| YOUR GOAL |
For this exercise, copy out each line of the material below that includes "SRMTID".

++++ THE INPUT

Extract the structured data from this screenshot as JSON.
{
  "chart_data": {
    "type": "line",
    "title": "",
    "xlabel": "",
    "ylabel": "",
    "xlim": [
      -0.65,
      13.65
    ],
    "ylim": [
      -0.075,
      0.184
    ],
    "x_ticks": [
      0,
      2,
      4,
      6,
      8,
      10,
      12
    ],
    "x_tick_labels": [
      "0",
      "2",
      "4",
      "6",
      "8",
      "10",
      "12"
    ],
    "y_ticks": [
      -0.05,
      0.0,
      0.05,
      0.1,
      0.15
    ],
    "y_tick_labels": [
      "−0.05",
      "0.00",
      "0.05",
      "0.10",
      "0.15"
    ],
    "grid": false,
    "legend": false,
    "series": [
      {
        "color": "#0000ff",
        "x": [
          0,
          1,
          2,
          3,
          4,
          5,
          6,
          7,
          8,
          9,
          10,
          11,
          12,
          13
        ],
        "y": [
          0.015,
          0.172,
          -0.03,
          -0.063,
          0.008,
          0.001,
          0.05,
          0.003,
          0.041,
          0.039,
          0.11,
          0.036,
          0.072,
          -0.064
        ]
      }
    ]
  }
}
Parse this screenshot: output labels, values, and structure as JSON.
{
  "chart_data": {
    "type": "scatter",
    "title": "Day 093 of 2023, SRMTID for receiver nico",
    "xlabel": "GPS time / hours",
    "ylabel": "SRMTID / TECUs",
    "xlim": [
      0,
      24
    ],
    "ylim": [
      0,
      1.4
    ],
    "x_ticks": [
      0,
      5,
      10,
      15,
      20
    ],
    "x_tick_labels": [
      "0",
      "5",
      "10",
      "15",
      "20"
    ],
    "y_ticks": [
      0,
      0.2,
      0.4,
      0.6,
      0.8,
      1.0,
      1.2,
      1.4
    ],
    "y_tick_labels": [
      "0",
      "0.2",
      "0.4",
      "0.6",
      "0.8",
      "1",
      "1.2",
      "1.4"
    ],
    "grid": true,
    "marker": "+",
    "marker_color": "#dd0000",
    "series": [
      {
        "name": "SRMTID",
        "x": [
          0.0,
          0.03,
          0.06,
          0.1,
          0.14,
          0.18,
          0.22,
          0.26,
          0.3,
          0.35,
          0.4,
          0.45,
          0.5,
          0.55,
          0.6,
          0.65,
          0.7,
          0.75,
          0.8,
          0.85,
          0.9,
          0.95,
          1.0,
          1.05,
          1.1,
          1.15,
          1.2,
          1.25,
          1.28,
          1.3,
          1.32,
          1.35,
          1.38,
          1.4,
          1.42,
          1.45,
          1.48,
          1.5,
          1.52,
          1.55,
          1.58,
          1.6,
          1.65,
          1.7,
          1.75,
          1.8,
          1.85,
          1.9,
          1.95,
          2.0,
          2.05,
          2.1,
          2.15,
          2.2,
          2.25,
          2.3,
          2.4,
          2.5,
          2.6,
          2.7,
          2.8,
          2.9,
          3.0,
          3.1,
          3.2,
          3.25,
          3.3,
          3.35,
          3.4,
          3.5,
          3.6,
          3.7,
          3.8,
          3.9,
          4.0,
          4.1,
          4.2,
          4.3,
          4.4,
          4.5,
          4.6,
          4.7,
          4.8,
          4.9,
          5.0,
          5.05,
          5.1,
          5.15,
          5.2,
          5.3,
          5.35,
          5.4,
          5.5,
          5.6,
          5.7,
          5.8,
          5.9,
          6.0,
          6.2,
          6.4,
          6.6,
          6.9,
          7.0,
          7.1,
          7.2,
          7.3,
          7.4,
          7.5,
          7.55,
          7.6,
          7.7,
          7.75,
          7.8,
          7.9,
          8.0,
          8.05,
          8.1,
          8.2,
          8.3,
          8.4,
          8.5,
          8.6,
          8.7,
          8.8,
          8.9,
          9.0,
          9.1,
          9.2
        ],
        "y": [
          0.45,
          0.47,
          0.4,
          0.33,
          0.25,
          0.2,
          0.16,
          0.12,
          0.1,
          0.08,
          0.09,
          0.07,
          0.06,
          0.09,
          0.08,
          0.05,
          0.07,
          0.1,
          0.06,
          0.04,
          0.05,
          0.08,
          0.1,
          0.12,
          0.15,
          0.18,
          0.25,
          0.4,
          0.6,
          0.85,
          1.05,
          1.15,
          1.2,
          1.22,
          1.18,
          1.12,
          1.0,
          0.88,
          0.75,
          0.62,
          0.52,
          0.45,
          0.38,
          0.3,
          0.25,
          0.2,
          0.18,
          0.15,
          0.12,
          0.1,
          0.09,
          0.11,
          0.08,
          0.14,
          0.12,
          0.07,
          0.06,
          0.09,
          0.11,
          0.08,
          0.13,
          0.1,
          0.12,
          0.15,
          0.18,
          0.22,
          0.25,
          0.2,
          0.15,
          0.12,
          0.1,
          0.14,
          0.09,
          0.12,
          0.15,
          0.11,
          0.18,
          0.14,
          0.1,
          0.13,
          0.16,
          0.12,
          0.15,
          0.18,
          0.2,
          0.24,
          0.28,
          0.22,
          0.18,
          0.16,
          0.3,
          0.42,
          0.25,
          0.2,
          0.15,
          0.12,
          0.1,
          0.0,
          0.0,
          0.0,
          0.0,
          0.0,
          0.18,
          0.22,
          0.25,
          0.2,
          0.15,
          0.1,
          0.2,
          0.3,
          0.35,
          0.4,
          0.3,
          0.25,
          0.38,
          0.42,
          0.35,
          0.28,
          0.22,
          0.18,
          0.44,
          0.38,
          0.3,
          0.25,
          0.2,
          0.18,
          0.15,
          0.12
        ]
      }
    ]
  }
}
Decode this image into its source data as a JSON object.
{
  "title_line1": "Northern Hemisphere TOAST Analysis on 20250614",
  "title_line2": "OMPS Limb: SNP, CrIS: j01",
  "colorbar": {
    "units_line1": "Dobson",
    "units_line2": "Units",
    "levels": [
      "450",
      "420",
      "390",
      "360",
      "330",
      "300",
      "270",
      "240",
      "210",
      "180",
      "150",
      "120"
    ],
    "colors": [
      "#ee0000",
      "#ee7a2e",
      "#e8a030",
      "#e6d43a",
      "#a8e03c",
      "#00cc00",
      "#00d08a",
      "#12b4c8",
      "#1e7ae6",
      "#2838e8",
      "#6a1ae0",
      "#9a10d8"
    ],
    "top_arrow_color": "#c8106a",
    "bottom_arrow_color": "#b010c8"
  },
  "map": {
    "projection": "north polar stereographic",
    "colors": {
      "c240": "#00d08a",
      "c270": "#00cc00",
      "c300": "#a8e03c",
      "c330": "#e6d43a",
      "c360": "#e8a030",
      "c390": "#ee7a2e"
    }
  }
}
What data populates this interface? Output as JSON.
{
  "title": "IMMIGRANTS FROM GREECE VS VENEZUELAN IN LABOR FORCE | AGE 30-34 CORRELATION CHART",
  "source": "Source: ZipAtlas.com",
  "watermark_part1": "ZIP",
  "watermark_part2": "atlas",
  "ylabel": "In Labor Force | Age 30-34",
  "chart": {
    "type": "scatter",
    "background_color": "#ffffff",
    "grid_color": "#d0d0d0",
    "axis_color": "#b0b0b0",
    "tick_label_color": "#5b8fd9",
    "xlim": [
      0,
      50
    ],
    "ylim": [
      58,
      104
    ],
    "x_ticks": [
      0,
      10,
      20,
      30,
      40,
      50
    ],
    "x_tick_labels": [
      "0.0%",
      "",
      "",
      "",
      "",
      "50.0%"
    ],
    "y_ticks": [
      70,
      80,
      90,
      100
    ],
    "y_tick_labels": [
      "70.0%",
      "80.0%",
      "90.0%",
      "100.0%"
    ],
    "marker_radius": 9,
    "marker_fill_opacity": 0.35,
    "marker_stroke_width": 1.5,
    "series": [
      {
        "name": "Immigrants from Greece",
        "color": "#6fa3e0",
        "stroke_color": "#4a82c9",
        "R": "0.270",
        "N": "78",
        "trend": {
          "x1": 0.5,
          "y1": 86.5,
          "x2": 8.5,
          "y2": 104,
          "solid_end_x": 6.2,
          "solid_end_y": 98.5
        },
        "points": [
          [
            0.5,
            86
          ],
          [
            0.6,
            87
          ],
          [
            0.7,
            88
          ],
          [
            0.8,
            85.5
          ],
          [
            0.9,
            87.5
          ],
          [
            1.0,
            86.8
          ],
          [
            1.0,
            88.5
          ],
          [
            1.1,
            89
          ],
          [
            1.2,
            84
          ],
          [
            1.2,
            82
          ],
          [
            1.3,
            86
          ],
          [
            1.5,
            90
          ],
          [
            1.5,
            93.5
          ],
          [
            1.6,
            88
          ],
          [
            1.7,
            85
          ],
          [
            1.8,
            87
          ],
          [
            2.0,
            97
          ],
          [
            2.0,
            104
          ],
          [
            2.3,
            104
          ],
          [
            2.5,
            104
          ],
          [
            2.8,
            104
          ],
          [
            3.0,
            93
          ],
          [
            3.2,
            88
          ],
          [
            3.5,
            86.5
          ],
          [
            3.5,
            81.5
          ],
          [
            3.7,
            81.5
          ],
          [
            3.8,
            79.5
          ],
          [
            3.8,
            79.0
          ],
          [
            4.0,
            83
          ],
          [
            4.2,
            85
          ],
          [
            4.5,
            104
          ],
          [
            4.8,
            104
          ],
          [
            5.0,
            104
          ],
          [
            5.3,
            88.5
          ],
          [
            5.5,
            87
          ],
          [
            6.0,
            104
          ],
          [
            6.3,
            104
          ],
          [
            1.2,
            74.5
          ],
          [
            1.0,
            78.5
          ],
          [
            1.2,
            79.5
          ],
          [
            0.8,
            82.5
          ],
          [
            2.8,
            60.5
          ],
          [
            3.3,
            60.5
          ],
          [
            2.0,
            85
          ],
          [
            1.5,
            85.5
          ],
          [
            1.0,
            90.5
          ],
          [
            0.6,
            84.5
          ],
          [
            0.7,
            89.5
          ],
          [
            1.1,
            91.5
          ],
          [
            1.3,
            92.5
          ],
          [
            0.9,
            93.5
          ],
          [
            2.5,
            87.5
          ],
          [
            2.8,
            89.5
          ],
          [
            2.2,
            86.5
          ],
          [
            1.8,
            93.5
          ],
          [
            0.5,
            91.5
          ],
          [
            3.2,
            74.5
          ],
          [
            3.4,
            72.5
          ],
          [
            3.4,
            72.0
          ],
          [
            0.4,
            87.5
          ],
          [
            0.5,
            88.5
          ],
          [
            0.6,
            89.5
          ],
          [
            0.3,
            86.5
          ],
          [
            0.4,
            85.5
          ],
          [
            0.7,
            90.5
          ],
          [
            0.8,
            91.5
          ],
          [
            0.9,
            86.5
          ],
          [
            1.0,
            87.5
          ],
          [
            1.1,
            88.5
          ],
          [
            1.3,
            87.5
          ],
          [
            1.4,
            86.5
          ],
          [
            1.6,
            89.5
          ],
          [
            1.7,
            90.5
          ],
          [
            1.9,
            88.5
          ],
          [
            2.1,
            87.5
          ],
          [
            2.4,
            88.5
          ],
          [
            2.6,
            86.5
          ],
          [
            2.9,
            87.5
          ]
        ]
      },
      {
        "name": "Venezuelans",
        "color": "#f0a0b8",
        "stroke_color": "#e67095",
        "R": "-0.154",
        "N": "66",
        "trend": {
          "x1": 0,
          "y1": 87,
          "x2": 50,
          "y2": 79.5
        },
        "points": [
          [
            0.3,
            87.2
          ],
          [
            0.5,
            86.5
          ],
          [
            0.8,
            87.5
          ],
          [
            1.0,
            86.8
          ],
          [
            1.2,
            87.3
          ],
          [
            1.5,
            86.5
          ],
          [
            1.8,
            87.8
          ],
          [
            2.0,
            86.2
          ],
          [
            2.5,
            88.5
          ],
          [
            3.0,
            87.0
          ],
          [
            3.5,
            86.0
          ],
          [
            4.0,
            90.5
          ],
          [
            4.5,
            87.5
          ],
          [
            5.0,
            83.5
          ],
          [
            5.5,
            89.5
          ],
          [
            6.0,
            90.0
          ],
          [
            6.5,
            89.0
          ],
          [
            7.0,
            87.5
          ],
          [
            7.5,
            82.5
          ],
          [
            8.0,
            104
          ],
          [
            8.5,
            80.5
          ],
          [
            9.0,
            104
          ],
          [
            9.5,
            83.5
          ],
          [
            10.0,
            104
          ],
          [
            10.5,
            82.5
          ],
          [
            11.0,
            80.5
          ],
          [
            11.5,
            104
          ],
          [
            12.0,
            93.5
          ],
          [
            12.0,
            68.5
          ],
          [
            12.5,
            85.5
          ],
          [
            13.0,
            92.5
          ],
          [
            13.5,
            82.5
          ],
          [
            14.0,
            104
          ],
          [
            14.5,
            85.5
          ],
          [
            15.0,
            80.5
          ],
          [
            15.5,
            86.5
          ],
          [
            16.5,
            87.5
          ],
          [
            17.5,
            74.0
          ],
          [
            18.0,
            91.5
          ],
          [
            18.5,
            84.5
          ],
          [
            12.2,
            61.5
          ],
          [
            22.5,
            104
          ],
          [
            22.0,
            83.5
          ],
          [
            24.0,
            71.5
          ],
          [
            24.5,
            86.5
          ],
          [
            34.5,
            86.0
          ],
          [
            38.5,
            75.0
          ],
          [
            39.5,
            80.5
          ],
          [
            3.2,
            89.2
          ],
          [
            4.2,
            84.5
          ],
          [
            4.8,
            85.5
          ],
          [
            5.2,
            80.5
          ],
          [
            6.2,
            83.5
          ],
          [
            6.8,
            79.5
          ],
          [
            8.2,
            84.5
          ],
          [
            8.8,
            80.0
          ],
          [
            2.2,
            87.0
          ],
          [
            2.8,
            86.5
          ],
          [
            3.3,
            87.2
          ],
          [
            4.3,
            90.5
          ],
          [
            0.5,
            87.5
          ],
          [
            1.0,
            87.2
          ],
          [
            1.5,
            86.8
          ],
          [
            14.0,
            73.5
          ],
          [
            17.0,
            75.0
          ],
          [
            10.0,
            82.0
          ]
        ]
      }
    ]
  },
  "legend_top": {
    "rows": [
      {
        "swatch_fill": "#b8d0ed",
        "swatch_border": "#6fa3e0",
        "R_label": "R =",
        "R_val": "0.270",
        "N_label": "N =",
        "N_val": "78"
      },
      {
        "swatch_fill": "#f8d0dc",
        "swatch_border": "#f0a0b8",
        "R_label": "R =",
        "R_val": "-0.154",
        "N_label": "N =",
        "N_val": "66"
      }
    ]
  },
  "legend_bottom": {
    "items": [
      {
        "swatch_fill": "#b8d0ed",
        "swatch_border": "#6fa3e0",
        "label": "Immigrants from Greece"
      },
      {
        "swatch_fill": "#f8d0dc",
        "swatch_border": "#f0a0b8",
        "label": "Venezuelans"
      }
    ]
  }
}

++++++++

| ANSWER TO THIS PROBLEM |
    "title": "Day 093 of 2023, SRMTID for receiver nico",
    "ylabel": "SRMTID / TECUs",
        "name": "SRMTID",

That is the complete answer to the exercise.